PROVIDED RECORDS:
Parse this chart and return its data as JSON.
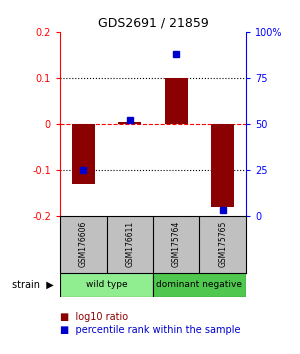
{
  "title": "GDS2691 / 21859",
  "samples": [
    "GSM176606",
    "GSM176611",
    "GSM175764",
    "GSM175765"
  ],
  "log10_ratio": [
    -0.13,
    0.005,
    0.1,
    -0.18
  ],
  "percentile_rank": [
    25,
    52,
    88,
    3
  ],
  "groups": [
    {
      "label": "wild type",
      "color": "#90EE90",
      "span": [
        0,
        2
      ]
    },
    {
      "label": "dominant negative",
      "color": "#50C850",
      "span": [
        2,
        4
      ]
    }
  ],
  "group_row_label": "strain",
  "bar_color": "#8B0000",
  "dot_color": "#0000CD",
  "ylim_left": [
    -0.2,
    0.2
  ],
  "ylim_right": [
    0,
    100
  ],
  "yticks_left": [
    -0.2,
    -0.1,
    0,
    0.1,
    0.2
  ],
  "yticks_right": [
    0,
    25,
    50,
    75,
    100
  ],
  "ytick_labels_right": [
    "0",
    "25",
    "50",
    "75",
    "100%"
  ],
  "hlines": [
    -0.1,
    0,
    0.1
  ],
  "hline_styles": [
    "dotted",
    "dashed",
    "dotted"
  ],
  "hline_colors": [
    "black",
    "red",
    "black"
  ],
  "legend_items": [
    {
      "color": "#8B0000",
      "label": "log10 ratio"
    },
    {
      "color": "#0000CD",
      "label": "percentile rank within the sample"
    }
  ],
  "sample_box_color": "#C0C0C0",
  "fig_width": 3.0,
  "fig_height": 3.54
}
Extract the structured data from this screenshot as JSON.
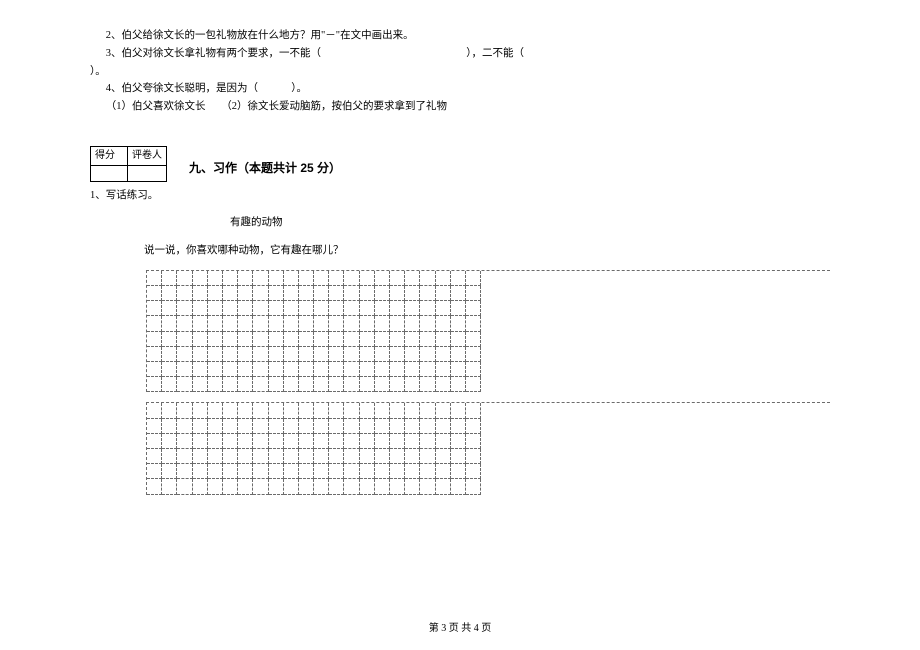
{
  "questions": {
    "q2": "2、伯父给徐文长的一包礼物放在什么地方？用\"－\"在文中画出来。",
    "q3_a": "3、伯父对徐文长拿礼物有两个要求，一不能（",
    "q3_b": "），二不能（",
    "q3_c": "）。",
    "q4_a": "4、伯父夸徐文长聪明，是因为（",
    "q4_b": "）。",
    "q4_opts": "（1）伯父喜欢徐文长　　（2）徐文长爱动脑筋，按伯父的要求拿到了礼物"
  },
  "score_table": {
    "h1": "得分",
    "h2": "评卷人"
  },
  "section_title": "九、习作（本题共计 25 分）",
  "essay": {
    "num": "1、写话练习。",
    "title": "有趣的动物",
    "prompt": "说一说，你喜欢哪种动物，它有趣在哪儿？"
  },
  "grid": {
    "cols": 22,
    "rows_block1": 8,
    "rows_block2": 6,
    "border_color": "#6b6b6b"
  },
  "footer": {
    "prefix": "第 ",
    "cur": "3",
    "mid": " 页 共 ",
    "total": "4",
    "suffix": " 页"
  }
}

* * *

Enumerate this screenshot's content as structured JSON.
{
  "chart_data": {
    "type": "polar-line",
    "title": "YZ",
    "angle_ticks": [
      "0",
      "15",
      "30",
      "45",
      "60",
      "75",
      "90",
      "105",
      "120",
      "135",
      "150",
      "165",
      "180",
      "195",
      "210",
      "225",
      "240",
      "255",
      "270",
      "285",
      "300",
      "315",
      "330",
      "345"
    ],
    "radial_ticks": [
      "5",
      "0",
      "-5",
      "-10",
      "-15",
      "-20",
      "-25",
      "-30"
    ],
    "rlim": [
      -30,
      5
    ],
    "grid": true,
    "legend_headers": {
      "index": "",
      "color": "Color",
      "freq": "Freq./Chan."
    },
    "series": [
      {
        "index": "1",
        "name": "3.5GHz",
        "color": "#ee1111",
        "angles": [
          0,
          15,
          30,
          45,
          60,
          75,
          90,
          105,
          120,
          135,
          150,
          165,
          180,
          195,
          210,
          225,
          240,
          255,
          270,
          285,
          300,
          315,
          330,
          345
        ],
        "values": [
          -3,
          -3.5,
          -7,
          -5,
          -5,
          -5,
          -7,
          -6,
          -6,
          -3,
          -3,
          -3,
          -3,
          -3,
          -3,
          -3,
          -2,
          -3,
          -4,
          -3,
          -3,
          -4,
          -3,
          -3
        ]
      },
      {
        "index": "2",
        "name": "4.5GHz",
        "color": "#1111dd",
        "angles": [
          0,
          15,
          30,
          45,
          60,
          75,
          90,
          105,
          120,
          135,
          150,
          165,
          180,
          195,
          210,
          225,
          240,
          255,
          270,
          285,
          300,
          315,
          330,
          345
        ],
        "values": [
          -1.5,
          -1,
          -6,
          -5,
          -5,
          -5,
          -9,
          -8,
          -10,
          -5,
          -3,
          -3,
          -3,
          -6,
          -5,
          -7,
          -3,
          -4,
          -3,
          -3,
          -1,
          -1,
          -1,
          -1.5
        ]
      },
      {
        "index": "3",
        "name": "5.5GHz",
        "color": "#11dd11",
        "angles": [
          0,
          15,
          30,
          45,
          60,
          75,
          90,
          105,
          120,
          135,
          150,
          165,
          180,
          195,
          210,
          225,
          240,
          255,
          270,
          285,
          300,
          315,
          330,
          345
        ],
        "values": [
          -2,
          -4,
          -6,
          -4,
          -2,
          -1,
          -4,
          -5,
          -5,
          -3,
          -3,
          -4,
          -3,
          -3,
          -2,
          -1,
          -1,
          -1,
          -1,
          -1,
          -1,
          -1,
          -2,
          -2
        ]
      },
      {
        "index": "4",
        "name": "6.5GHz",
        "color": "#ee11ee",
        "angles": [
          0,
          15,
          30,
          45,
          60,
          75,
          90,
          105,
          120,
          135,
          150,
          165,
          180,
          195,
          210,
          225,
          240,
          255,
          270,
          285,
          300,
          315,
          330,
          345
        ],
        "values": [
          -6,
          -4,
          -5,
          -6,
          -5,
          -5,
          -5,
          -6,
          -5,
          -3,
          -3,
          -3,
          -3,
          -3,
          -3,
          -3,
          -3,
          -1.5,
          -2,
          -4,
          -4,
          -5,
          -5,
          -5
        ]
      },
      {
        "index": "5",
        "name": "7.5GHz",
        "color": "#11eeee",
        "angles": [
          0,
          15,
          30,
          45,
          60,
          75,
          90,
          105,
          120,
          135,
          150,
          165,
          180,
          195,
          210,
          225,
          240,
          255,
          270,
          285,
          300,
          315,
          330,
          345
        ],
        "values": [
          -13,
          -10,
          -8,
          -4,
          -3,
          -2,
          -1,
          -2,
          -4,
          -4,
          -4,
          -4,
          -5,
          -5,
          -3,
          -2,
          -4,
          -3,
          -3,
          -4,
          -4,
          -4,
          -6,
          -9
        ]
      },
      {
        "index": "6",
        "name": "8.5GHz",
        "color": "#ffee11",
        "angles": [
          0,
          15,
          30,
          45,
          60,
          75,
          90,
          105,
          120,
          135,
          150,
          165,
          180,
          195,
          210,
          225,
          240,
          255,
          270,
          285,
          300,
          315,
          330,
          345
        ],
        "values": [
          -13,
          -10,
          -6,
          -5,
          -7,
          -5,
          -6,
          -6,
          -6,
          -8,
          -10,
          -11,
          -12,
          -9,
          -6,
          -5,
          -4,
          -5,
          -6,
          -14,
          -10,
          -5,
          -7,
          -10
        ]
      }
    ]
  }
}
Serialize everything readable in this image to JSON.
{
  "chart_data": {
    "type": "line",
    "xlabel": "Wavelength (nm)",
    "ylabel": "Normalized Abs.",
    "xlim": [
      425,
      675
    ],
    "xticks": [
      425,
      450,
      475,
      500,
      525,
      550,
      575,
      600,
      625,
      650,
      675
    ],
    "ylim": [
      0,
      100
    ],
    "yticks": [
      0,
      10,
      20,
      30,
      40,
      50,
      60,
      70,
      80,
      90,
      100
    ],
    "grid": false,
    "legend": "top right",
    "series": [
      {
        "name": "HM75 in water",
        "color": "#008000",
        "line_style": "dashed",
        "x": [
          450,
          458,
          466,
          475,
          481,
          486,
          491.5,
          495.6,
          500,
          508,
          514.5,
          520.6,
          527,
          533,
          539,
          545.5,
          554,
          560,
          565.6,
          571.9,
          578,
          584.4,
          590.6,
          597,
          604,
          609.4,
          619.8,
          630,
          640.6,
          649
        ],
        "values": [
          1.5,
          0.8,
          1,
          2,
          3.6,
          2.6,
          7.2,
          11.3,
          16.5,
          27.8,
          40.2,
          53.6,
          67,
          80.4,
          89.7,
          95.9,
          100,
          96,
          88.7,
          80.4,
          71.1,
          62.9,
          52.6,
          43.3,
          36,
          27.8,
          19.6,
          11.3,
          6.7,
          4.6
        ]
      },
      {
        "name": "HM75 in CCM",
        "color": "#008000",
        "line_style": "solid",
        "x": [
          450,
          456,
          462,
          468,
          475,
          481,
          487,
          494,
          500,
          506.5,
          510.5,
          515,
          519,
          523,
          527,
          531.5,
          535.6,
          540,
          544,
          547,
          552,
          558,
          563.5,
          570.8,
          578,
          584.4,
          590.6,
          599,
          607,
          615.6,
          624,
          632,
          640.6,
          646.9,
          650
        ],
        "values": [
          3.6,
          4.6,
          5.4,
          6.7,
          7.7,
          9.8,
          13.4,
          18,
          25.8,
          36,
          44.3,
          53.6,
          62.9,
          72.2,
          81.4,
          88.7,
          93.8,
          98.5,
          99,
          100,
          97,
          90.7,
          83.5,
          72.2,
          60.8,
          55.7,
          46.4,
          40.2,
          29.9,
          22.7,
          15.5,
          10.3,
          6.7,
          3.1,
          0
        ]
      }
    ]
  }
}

INSTRUCTIONS FOR THE TASK: Using the records above, gather all lines where the string "JSON" is present.

FINAL RESULT:
Parse this chart and return its data as JSON.
Extract the structured data from this screenshot as JSON.
Enumerate this screenshot's content as structured JSON.
Serialize everything readable in this image to JSON.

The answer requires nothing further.